■ **Task prompt**
Reproduce the Title IX pregnancy discrimination article from "Title IX prohibits" to "preventing these problems.", changing "fair pay" to "equal pay".

■ **Excerpt to read**

• • • • •

Preparing For and Defending Against Title IX Pregnancy Discrimination Allegations

Title IX of the Education Amendments of 1972 is a federal law that prohibits discrimination based on gender. These protections apply to educational programs and activities that receive federal financial assistance.

Recent investigations by the US Department of Education’s Office for Civil Rights have revealed that pregnant students, or those perceived as pregnant, are often subjected to discriminatory practices. Often organizations will limit a pregnant student’s opportunities to participate in extracurricular activities. In the worst examples, these students are forbidden from continuing their studies.

Academic organizations can take certain steps to prevent Title IX pregnancy discrimination allegations. This includes considering how the organization with successfully defend itself if allegations are made, while protecting both the organization and the pregnant students' rights.

Title IX Pregnancy Discrimination Law

Title IX prohibits any discrimination based on a person's sex or gender, which includes pregnancy. Both federal and state law uphold anti-discrimination provisions for pregnant students.

Employers cannot deny job opportunities, terminate employment, or otherwise discriminate based on pregnancy. Moreover, employers must make accommodations to ensure that pregnancy does not affect an individual's career potential.

Accommodations can involve:

  • Reevaluating job roles to compensate for physical limitations.
  • Guaranteeing fair pay and benefits, treating the pregnant person like any other employee.

Training Faculty and Staff to Recognize Signs of Pregnancy Discrimination

The best defense to any accusation is good planning and preparation, preventing these problems.

Employers should take time to educate human resources and other managers on pregnancy bias. The teaching must be thorough, covering both overt and unintentional bias.

Overt discrimination, for instance, would be denying an expecting mother a well-deserved promotion. Unintentional bias might be expecting her to do tasks that would be overly challenging or dangerous. Managing discrimination can be difficult, and if an employer goes too far in either direction either way, they may be in violation of Title IX violation. Education is the key to avoiding potential problems. 

With proper training, employers and employees can work together to create a respectful, productive work environment for all.

Appropriate Pregnancy Accommodations

Employers should:

  • Provide guidance on how to ensure all maternity-related laws are followed.
  • Train their managers on how to address and prevent pregnancy discrimination.
  • Provide resources such as extra time off or alternative hours whenever possible.
  • Make sure there are flexible policies and designated spaces available for pregnant employees.

Common Defenses in Title IX Discrimination Cases

Employers face distinct challenges when it comes to allegations of pregnancy bias, which can cause significant reputational harm even if the complaints are unfounded. The following are some typical defenses used by organizations when faced with these allegations: 


Bona Fide Occupational Qualification (BFOQ) refers allows employers to discriminate based solely on the demands of the job. For instance, if your religion states that you cannot handle pork products, then you may not be able to get work at a barbeque restaurant.

• • • • •

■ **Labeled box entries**
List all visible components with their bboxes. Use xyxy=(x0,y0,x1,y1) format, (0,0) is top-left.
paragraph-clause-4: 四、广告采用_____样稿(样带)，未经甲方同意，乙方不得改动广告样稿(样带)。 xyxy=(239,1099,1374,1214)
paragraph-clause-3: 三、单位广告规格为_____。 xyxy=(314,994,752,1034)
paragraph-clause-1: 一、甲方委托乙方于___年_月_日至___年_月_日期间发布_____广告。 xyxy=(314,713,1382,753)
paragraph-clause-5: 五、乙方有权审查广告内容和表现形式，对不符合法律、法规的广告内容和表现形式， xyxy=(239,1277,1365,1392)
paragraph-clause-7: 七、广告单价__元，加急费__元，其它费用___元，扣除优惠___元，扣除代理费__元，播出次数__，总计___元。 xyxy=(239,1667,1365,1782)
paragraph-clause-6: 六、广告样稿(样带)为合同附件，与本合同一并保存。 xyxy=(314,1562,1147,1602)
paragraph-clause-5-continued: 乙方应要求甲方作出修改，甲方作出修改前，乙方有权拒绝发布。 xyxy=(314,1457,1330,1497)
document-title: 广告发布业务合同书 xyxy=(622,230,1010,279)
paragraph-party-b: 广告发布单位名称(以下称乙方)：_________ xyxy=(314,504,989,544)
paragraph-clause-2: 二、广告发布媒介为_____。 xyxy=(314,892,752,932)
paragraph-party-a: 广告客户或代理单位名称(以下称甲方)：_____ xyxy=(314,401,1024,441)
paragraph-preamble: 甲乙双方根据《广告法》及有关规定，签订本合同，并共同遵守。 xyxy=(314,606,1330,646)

• • • • •

■ **Reply**
Title IX prohibits any discrimination based on a person's sex or gender, which includes pregnancy. Both federal and state law uphold anti-discrimination provisions for pregnant students.

Employers cannot deny job opportunities, terminate employment, or otherwise discriminate based on pregnancy. Moreover, employers must make accommodations to ensure that pregnancy does not affect an individual's career potential.

Accommodations can involve:

  • Reevaluating job roles to compensate for physical limitations.
  • Guaranteeing equal pay and benefits, treating the pregnant person like any other employee.

Training Faculty and Staff to Recognize Signs of Pregnancy Discrimination

The best defense to any accusation is good planning and preparation, preventing these problems.